··· Data for processing
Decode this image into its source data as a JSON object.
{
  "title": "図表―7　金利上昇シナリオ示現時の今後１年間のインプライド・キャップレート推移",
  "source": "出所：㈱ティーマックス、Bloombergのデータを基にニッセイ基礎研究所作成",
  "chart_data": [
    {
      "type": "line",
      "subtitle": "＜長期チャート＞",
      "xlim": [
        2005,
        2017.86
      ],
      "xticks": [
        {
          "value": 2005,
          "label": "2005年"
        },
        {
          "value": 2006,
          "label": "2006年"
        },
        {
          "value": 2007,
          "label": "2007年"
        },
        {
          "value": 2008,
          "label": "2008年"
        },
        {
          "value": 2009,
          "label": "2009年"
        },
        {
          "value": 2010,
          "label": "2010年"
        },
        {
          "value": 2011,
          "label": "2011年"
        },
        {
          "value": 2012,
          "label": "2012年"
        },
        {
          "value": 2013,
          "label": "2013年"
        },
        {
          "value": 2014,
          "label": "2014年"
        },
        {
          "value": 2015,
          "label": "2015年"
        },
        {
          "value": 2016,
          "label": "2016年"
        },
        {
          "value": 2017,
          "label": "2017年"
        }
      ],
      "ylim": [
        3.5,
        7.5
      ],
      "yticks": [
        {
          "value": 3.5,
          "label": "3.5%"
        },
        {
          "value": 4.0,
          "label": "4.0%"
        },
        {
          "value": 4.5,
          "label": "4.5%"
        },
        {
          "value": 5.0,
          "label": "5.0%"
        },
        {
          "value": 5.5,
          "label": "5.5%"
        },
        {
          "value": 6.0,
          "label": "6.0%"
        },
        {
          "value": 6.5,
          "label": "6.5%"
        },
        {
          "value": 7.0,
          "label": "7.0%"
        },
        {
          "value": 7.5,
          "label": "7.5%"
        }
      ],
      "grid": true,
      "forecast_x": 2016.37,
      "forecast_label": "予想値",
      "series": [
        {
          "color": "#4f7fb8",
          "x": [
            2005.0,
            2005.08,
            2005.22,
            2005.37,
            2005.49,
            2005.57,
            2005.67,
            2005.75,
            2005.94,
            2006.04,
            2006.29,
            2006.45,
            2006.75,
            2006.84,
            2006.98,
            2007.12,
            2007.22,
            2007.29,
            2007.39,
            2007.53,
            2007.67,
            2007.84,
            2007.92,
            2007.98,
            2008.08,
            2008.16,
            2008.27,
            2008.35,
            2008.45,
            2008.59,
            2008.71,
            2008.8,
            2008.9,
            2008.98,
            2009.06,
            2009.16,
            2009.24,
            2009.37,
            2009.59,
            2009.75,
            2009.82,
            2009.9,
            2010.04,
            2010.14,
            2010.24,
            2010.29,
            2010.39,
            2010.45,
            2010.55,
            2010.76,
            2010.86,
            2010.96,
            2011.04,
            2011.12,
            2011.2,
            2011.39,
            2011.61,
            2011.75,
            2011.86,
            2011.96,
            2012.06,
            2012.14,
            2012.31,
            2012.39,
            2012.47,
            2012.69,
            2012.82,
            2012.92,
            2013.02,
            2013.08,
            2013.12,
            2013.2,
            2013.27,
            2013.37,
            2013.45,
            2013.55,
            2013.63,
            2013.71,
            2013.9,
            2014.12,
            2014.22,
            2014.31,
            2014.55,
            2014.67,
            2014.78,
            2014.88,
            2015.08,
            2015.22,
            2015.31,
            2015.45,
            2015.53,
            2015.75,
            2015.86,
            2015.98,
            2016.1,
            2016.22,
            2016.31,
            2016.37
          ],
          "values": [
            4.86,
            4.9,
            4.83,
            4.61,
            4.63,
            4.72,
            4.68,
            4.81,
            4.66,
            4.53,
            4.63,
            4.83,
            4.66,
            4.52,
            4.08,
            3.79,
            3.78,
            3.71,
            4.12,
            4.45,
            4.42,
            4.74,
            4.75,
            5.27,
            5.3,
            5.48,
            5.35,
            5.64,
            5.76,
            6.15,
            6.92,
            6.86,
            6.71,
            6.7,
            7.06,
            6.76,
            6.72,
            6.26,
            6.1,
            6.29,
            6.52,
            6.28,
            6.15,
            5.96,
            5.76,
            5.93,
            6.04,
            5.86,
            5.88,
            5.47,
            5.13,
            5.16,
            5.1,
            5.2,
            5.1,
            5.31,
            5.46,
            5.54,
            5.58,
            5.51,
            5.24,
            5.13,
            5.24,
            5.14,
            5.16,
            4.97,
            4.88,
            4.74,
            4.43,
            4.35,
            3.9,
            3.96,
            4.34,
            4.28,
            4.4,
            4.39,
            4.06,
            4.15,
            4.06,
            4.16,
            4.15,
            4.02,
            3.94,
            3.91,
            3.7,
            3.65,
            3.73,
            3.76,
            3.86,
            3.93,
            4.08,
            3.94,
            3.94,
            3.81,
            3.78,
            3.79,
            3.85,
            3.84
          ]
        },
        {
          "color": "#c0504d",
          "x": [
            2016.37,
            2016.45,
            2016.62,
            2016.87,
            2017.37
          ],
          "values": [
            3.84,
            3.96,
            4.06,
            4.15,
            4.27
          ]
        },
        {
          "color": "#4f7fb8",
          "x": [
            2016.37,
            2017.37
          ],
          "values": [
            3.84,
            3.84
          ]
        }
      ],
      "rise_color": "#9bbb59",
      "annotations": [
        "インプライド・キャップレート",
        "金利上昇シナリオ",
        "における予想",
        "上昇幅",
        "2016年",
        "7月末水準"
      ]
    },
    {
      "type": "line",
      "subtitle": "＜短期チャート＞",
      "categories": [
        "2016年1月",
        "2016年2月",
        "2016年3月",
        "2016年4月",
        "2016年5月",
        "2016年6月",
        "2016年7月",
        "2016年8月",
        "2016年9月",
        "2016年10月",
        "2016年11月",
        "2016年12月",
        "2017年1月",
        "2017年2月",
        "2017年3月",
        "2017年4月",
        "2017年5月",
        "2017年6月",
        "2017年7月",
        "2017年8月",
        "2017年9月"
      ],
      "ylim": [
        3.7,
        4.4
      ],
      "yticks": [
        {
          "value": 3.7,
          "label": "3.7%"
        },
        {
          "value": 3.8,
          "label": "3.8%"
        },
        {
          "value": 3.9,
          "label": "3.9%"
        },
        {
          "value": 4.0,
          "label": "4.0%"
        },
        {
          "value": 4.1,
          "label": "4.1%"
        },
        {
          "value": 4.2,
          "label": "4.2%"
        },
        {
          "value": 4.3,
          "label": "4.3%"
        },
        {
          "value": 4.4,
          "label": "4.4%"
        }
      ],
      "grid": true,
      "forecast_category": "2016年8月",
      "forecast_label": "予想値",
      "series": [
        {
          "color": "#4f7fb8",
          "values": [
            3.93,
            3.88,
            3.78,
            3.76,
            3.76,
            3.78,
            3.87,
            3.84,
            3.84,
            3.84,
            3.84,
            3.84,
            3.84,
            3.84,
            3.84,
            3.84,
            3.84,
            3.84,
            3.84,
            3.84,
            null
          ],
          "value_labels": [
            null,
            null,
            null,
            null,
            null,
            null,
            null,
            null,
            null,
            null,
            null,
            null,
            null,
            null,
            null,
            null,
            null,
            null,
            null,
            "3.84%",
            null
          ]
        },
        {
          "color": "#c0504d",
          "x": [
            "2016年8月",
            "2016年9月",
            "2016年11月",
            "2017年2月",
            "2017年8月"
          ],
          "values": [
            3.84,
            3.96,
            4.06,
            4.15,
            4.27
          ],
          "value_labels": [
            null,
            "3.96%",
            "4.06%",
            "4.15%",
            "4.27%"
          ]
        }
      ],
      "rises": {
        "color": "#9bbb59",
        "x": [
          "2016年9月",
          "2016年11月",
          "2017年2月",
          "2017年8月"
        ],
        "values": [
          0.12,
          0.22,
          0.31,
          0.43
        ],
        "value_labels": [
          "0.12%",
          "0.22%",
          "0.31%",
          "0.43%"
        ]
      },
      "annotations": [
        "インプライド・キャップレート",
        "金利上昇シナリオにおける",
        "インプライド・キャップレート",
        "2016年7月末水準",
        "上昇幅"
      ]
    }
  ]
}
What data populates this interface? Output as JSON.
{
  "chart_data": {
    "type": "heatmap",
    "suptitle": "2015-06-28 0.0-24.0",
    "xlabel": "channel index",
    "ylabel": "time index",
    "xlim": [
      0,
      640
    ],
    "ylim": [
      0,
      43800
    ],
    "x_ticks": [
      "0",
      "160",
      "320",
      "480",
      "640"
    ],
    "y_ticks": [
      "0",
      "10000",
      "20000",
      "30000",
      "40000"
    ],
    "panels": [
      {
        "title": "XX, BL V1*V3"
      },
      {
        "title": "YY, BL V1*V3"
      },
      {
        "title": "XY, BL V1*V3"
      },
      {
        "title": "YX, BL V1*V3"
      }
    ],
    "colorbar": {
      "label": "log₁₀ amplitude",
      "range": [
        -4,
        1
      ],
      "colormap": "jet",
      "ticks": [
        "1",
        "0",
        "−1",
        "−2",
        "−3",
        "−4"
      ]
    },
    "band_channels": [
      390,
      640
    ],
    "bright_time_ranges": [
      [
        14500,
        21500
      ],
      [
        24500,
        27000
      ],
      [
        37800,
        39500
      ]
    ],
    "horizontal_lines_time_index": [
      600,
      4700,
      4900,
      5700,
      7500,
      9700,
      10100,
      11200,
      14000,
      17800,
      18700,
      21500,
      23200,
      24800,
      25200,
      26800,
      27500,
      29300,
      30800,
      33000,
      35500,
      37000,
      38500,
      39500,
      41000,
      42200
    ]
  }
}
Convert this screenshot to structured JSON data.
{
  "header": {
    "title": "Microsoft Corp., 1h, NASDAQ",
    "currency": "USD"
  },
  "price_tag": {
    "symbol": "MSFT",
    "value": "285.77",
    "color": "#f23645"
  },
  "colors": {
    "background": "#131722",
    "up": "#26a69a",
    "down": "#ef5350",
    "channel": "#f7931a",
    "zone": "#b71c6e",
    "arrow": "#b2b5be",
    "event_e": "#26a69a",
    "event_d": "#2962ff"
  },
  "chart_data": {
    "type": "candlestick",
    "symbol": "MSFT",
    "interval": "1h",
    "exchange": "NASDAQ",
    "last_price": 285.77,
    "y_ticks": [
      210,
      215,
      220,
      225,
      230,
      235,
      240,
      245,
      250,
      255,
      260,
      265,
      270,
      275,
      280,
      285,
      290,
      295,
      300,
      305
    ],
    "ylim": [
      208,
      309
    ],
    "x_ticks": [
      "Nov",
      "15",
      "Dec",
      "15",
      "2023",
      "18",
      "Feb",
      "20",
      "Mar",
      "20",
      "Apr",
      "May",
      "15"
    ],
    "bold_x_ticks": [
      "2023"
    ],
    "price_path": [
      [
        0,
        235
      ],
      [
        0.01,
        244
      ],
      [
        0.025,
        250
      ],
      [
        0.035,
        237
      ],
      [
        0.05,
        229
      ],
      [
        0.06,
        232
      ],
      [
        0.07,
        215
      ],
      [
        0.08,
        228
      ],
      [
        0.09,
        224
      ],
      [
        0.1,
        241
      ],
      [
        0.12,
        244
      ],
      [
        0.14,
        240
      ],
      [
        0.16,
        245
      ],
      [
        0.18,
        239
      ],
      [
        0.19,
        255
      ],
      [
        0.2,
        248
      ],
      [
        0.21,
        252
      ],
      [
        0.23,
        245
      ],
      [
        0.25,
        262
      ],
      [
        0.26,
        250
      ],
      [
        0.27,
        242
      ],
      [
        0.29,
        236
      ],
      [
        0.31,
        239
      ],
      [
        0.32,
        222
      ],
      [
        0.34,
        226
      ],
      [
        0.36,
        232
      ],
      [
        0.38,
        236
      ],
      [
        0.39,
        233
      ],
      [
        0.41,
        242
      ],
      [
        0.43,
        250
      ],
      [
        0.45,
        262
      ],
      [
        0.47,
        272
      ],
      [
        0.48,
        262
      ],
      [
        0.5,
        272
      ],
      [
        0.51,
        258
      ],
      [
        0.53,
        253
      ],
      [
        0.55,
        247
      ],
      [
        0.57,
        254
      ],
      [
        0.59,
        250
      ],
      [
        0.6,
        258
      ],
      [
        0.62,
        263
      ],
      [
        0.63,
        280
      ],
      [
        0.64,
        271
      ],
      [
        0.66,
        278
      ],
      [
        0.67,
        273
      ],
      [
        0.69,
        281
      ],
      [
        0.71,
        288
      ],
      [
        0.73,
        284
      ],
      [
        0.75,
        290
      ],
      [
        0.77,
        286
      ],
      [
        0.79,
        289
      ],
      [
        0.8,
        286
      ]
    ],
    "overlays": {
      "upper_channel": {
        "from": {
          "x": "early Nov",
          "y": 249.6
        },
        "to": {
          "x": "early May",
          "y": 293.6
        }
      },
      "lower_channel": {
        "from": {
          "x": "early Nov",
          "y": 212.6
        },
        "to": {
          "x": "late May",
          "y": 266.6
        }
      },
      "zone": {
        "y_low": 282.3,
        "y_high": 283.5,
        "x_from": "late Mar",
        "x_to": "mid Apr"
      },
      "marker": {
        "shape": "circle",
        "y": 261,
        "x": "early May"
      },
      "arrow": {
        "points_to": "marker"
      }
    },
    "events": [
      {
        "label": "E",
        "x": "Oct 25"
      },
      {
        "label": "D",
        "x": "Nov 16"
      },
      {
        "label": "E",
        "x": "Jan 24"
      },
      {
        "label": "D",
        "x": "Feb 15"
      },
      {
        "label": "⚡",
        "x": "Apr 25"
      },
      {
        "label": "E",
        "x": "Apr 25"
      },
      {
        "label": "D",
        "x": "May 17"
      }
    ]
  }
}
······
=== Given instruction ===
Track down every line with the word "type" and copy it.

=== Final result ===
      "type": "line",
      "type": "line",
    "type": "heatmap",
    "type": "candlestick",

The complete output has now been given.